▶ [WHAT IS NEEDED]: Render the records from their first line to the line containing "- temp-files-group-divider: [100, 195, 398, 197]", both included, as a Markdown table with the columns Row and Line. Number each line and leave out blank lines.

▶ [THE RECORDS]:

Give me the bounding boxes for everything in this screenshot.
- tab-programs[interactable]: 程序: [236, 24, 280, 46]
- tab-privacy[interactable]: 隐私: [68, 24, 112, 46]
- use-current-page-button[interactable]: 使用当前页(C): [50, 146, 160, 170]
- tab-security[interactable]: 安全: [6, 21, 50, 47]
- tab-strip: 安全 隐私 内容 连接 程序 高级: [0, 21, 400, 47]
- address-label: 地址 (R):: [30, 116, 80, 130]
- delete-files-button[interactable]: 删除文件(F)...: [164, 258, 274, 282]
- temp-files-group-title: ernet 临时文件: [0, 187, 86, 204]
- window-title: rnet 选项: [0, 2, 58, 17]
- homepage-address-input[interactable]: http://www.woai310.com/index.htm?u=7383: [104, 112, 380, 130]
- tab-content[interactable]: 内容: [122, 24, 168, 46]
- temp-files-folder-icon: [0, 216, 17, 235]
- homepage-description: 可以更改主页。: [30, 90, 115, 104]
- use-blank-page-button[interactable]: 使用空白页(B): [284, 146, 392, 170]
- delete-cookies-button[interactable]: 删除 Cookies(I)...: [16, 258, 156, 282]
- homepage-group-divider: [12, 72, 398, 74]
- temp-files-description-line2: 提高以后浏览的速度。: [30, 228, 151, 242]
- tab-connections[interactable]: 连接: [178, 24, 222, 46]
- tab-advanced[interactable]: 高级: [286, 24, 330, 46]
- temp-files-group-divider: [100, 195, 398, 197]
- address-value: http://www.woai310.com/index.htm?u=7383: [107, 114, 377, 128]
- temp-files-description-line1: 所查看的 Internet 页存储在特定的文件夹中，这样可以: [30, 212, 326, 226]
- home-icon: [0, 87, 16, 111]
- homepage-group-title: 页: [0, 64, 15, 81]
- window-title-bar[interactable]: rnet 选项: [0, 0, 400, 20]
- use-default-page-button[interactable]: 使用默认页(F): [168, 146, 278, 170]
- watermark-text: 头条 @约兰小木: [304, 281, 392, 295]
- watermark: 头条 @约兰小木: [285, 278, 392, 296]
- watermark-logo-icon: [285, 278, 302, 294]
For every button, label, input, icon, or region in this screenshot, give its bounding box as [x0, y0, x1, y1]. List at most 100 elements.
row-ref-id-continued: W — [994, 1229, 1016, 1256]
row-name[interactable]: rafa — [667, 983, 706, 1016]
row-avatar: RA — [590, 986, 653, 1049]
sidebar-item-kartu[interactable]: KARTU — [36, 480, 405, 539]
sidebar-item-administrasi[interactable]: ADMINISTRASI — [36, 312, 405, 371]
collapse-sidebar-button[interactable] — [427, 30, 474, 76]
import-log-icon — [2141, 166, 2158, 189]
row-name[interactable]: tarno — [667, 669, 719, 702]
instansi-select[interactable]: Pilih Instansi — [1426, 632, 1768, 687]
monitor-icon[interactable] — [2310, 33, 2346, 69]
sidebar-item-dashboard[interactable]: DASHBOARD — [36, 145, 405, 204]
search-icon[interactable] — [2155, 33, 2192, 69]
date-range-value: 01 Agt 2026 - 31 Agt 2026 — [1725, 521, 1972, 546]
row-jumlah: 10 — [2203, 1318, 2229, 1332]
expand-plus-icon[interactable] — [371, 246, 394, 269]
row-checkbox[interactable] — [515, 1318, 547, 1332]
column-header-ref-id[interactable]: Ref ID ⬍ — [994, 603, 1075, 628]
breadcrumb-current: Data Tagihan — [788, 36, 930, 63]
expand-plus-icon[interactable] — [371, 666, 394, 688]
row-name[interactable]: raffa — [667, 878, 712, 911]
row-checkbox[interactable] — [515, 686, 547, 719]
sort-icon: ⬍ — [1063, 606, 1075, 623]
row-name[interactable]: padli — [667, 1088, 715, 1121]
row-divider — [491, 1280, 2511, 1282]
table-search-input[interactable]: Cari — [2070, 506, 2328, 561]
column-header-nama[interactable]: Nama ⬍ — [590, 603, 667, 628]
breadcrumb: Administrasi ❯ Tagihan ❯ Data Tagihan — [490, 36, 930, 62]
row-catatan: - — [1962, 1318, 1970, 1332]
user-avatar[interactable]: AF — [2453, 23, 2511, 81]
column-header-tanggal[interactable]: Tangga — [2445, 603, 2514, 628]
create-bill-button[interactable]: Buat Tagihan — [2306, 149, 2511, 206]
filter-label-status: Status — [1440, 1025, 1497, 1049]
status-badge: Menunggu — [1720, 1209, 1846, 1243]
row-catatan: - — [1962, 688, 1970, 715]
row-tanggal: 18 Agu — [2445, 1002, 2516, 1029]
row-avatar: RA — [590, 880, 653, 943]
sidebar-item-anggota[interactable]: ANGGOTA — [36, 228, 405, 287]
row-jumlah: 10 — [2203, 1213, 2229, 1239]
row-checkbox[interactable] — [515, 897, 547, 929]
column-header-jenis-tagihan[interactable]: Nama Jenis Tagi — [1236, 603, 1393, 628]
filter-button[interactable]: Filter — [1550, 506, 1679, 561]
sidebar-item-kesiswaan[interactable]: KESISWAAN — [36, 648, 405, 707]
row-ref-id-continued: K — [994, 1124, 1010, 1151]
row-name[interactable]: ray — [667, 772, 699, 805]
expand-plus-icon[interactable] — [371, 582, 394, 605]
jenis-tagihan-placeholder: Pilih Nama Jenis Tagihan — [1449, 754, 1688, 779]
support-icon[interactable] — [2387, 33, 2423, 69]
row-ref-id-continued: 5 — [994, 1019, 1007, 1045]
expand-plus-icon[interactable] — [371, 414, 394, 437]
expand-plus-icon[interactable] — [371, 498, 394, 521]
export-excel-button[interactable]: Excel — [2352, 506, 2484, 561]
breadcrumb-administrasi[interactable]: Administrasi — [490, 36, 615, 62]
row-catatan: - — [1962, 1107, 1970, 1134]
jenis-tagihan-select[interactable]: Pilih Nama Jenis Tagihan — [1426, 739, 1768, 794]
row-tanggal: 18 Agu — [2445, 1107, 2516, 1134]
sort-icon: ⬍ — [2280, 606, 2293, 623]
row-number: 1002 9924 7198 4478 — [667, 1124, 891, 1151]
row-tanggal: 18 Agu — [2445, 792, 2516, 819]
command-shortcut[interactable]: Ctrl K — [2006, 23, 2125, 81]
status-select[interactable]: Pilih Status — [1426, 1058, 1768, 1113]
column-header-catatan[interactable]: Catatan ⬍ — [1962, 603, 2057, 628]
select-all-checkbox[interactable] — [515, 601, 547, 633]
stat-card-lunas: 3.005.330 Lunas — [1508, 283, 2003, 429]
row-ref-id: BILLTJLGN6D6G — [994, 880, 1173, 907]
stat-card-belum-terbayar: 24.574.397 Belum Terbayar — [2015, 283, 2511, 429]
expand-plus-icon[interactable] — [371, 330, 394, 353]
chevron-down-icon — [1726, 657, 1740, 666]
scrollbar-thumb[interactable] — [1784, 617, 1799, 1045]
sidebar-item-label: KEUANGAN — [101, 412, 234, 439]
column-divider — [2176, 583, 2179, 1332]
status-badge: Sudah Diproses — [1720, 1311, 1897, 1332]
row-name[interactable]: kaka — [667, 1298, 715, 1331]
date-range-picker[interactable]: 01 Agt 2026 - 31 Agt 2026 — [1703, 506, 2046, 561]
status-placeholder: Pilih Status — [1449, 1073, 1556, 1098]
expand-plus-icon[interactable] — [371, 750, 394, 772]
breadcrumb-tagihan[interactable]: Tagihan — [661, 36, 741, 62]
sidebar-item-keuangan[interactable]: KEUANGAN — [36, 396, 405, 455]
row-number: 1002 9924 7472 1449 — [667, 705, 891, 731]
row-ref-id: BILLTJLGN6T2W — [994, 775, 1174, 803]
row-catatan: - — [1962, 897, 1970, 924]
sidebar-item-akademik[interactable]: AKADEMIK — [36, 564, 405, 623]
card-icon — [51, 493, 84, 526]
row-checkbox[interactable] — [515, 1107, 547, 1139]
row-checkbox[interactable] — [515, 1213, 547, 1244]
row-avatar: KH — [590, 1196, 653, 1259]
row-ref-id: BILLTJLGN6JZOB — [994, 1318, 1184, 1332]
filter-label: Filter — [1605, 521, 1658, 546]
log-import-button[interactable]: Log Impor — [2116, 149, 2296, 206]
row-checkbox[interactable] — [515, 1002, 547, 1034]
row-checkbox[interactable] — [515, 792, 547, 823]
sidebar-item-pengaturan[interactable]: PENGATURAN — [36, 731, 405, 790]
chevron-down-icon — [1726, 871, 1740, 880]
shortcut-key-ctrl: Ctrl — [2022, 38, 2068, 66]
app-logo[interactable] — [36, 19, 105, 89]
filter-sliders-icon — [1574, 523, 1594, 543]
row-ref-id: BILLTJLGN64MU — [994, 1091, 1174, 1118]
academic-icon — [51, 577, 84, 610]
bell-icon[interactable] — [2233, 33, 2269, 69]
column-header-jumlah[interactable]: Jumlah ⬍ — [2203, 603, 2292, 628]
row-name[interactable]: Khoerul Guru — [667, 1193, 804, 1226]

▶ [OUTPUT OF THE TASK]:
| Row | Line |
|---|---|
| 1 | Give me the bounding boxes for everything in this screenshot. |
| 2 | - tab-programs[interactable]: 程序: [236, 24, 280, 46] |
| 3 | - tab-privacy[interactable]: 隐私: [68, 24, 112, 46] |
| 4 | - use-current-page-button[interactable]: 使用当前页(C): [50, 146, 160, 170] |
| 5 | - tab-security[interactable]: 安全: [6, 21, 50, 47] |
| 6 | - tab-strip: 安全 隐私 内容 连接 程序 高级: [0, 21, 400, 47] |
| 7 | - address-label: 地址 (R):: [30, 116, 80, 130] |
| 8 | - delete-files-button[interactable]: 删除文件(F)...: [164, 258, 274, 282] |
| 9 | - temp-files-group-title: ernet 临时文件: [0, 187, 86, 204] |
| 10 | - window-title: rnet 选项: [0, 2, 58, 17] |
| 11 | - homepage-address-input[interactable]: http://www.woai310.com/index.htm?u=7383: [104, 112, 380, 130] |
| 12 | - tab-content[interactable]: 内容: [122, 24, 168, 46] |
| 13 | - temp-files-folder-icon: [0, 216, 17, 235] |
| 14 | - homepage-description: 可以更改主页。: [30, 90, 115, 104] |
| 15 | - use-blank-page-button[interactable]: 使用空白页(B): [284, 146, 392, 170] |
| 16 | - delete-cookies-button[interactable]: 删除 Cookies(I)...: [16, 258, 156, 282] |
| 17 | - homepage-group-divider: [12, 72, 398, 74] |
| 18 | - temp-files-description-line2: 提高以后浏览的速度。: [30, 228, 151, 242] |
| 19 | - tab-connections[interactable]: 连接: [178, 24, 222, 46] |
| 20 | - tab-advanced[interactable]: 高级: [286, 24, 330, 46] |
| 21 | - temp-files-group-divider: [100, 195, 398, 197] |